DATA FOR THE TASK ->
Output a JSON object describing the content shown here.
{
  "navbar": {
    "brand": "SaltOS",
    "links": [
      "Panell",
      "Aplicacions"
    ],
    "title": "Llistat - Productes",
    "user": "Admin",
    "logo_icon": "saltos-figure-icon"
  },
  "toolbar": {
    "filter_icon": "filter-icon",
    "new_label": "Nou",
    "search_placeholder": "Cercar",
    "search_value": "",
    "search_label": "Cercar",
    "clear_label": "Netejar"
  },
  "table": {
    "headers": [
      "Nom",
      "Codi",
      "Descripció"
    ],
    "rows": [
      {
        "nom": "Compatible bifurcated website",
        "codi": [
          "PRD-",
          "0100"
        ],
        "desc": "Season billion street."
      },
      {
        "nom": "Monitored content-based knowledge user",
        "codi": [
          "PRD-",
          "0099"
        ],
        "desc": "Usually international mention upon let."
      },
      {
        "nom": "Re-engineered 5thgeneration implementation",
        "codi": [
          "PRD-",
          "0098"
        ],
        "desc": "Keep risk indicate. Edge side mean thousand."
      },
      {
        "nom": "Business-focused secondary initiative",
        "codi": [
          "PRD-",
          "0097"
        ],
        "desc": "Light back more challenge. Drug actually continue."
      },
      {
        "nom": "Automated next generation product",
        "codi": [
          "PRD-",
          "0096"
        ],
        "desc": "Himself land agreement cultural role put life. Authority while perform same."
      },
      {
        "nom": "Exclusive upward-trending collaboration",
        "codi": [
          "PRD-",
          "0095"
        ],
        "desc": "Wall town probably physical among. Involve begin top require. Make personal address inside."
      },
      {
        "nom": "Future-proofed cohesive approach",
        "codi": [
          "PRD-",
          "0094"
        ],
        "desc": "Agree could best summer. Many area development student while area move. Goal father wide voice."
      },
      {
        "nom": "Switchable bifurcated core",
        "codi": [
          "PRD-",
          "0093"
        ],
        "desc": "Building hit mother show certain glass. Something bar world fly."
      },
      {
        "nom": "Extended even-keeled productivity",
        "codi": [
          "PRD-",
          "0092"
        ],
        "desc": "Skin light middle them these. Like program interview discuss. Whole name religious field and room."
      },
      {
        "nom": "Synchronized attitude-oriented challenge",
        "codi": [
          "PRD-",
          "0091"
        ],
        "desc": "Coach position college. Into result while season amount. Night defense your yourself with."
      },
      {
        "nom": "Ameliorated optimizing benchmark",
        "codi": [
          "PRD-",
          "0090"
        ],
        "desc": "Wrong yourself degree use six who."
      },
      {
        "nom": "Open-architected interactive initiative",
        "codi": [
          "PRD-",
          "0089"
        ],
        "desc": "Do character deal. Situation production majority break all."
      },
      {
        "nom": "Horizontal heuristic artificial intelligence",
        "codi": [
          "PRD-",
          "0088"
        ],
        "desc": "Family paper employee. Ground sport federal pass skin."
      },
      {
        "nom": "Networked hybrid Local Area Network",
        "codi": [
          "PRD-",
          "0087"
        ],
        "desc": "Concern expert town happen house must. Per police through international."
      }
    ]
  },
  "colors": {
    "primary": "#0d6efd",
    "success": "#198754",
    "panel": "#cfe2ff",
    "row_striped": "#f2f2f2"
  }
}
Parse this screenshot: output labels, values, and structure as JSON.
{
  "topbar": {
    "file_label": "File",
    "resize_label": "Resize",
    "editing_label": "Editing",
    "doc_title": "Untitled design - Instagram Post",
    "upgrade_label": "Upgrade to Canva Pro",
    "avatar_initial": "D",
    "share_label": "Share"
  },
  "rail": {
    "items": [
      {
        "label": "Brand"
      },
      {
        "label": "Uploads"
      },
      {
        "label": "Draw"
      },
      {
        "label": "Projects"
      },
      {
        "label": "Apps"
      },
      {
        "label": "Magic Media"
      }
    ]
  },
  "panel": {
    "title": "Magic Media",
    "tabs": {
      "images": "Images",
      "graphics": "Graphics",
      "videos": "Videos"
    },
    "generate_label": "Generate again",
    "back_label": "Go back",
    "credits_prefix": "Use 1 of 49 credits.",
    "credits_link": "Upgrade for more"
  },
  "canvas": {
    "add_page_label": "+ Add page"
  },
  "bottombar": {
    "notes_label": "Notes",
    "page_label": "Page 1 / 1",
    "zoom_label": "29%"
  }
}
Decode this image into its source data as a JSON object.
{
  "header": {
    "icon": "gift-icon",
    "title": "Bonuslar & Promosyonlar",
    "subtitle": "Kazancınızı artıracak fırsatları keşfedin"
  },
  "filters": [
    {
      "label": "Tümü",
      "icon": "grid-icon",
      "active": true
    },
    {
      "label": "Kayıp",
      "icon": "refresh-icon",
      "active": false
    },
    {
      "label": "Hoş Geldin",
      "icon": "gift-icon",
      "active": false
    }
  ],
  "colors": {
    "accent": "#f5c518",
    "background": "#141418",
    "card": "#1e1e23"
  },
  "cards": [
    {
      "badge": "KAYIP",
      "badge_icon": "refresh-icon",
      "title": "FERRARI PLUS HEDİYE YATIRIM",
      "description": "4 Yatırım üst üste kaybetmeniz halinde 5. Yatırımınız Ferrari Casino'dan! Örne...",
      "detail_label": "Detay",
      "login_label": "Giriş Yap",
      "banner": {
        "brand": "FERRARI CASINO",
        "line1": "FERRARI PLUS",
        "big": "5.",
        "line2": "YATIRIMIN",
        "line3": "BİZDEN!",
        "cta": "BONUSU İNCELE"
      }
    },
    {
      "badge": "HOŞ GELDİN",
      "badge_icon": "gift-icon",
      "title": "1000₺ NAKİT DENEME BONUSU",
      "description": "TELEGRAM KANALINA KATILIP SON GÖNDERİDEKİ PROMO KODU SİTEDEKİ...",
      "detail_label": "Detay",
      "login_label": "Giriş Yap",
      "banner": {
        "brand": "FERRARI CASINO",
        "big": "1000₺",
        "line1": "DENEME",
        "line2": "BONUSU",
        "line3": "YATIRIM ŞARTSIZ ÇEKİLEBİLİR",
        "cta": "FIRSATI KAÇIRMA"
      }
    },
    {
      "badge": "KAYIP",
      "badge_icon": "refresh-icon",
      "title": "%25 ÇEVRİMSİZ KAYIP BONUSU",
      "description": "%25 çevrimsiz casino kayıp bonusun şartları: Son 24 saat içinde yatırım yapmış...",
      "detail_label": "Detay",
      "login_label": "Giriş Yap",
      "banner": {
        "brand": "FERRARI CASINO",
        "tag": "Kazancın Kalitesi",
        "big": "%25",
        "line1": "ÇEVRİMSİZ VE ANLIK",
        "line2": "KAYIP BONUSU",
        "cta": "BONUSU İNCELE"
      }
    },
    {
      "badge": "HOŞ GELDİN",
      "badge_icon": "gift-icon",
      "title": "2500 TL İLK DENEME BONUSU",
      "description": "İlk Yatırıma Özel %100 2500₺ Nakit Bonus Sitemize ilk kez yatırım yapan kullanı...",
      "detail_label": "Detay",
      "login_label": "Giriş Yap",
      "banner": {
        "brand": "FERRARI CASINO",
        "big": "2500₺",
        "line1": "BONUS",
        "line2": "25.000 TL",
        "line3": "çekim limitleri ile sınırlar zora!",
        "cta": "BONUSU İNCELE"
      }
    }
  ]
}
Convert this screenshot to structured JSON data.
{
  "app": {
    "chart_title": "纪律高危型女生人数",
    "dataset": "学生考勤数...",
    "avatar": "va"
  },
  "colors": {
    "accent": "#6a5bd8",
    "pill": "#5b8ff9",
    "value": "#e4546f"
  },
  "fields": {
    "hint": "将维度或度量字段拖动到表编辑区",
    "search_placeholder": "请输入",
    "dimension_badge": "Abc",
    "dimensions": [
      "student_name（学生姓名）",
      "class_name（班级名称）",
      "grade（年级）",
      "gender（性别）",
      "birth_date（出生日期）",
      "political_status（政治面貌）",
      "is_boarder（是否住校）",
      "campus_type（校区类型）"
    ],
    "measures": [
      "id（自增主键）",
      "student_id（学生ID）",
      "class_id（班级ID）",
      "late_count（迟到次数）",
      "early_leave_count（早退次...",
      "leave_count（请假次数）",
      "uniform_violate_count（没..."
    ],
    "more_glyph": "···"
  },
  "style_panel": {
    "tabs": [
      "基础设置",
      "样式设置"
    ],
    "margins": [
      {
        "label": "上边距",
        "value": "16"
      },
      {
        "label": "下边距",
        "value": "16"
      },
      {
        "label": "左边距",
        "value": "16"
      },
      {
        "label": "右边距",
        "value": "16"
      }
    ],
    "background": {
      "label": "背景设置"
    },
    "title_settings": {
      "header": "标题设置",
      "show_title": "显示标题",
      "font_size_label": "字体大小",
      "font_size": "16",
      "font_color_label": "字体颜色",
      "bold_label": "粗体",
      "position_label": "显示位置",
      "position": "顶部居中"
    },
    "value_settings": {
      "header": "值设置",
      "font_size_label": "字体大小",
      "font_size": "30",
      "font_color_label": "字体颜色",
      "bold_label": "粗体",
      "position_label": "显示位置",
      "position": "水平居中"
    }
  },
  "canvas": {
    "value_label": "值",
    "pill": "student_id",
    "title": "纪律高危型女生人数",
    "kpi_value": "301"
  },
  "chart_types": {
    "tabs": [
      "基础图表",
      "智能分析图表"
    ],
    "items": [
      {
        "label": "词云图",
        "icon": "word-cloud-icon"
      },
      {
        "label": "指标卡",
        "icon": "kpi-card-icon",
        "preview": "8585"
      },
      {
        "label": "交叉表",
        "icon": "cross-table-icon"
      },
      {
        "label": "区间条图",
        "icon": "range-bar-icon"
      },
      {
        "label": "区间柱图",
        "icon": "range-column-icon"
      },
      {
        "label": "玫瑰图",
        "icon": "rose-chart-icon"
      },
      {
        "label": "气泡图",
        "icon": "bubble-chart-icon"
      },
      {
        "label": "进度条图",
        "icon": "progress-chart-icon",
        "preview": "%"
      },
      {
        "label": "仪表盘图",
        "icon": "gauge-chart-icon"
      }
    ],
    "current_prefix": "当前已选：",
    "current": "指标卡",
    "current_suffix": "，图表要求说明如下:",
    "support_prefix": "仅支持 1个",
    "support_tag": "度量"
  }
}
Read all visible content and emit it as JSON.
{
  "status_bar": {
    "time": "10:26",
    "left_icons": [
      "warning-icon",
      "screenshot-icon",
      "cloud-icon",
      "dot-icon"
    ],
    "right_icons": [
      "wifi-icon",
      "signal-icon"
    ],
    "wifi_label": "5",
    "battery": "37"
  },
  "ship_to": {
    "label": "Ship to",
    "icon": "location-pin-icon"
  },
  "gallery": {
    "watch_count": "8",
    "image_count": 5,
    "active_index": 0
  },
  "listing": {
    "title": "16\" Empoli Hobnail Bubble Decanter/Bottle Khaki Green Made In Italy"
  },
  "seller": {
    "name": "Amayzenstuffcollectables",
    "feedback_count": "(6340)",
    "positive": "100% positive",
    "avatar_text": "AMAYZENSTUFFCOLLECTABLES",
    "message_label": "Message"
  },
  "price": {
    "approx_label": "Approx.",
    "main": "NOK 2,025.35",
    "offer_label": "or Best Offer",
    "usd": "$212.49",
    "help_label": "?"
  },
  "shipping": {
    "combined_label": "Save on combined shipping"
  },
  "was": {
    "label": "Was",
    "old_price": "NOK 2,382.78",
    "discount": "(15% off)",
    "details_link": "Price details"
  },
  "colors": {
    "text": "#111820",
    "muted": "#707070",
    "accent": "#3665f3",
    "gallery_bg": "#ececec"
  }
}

WORK REQUIRED -> Find each line holding "DENEME". Copy it out.

WRITTEN RESPONSE ->
      "title": "1000₺ NAKİT DENEME BONUSU",
        "line1": "DENEME",
      "title": "2500 TL İLK DENEME BONUSU",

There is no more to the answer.